Your goal -
Write out the material exactly, leaving every picture behind.

<<<<

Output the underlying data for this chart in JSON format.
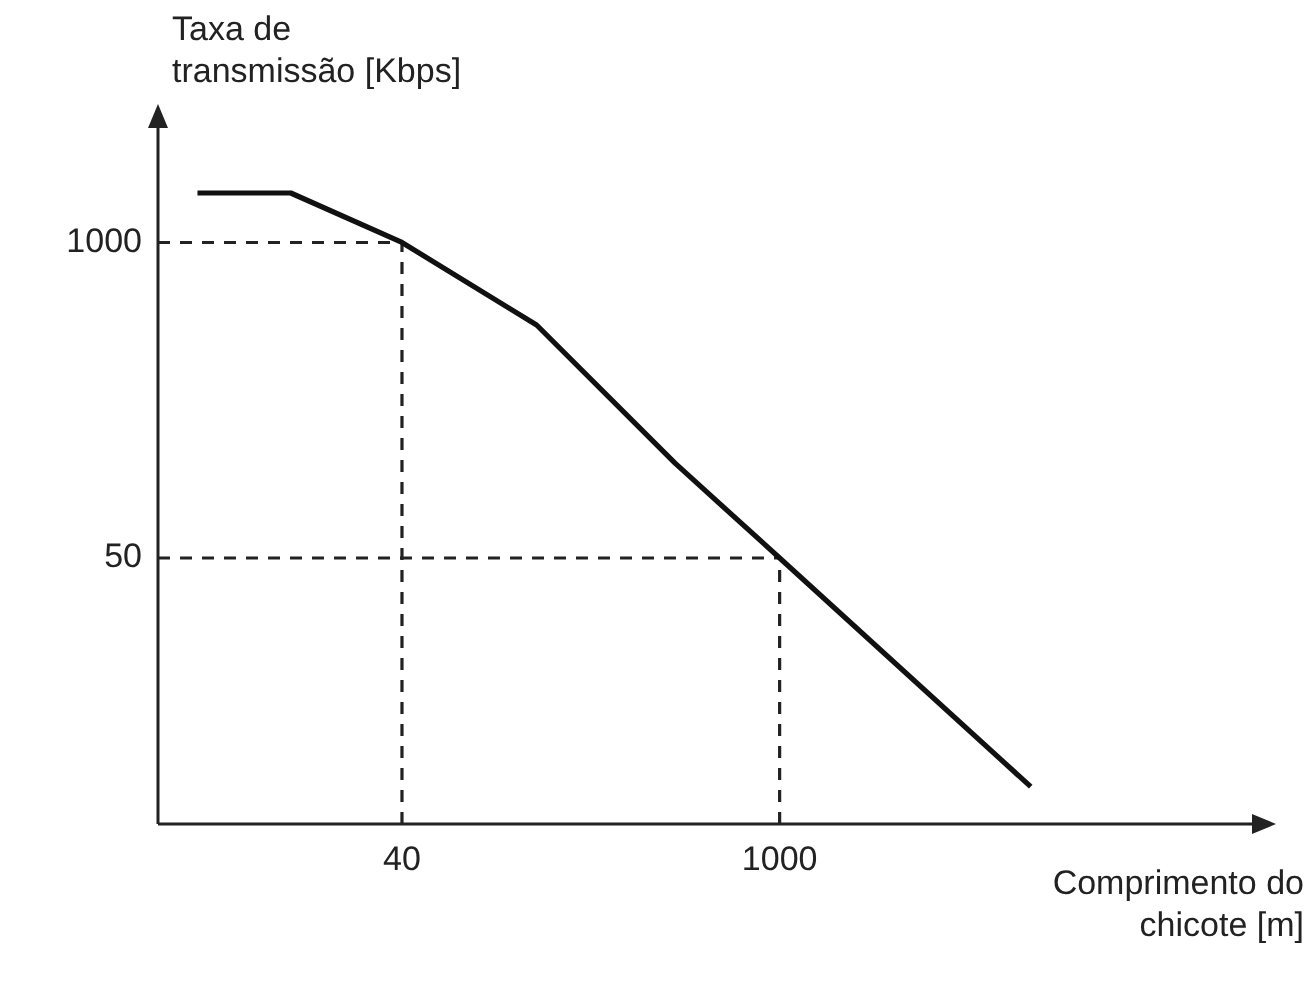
{
  "chart_data": {
    "type": "line",
    "xlabel": "Comprimento do chicote [m]",
    "ylabel": "Taxa de transmissão [Kbps]",
    "x": [
      7,
      15.5,
      40,
      126,
      410,
      1000,
      8500
    ],
    "values": [
      1600,
      1600,
      1000,
      457,
      123,
      50,
      5.7
    ],
    "color": "#111111",
    "log": "xy",
    "xlim": [
      5,
      60000
    ],
    "ylim": [
      4,
      3200
    ],
    "xticks": [
      40,
      1000
    ],
    "yticks": [
      50,
      1000
    ],
    "grid": false,
    "legend": false,
    "marker": "none",
    "line_style": "solid",
    "ref_lines": [
      {
        "axis": "x",
        "value": 40,
        "color": "#222222",
        "line_style": "dashed"
      },
      {
        "axis": "x",
        "value": 1000,
        "color": "#222222",
        "line_style": "dashed"
      },
      {
        "axis": "y",
        "value": 1000,
        "color": "#222222",
        "line_style": "dashed"
      },
      {
        "axis": "y",
        "value": 50,
        "color": "#222222",
        "line_style": "dashed"
      }
    ]
  }
}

>>>>

Reply -
Output the underlying data for this chart in JSON format.
{
  "chart_data": {
    "type": "line",
    "xlabel": "Comprimento do chicote [m]",
    "ylabel": "Taxa de transmissão [Kbps]",
    "x": [
      7,
      15.5,
      40,
      126,
      410,
      1000,
      8500
    ],
    "values": [
      1600,
      1600,
      1000,
      457,
      123,
      50,
      5.7
    ],
    "color": "#111111",
    "log": "xy",
    "xlim": [
      5,
      60000
    ],
    "ylim": [
      4,
      3200
    ],
    "xticks": [
      40,
      1000
    ],
    "yticks": [
      50,
      1000
    ],
    "grid": false,
    "legend": false,
    "marker": "none",
    "line_style": "solid",
    "ref_lines": [
      {
        "axis": "x",
        "value": 40,
        "color": "#222222",
        "line_style": "dashed"
      },
      {
        "axis": "x",
        "value": 1000,
        "color": "#222222",
        "line_style": "dashed"
      },
      {
        "axis": "y",
        "value": 1000,
        "color": "#222222",
        "line_style": "dashed"
      },
      {
        "axis": "y",
        "value": 50,
        "color": "#222222",
        "line_style": "dashed"
      }
    ]
  }
}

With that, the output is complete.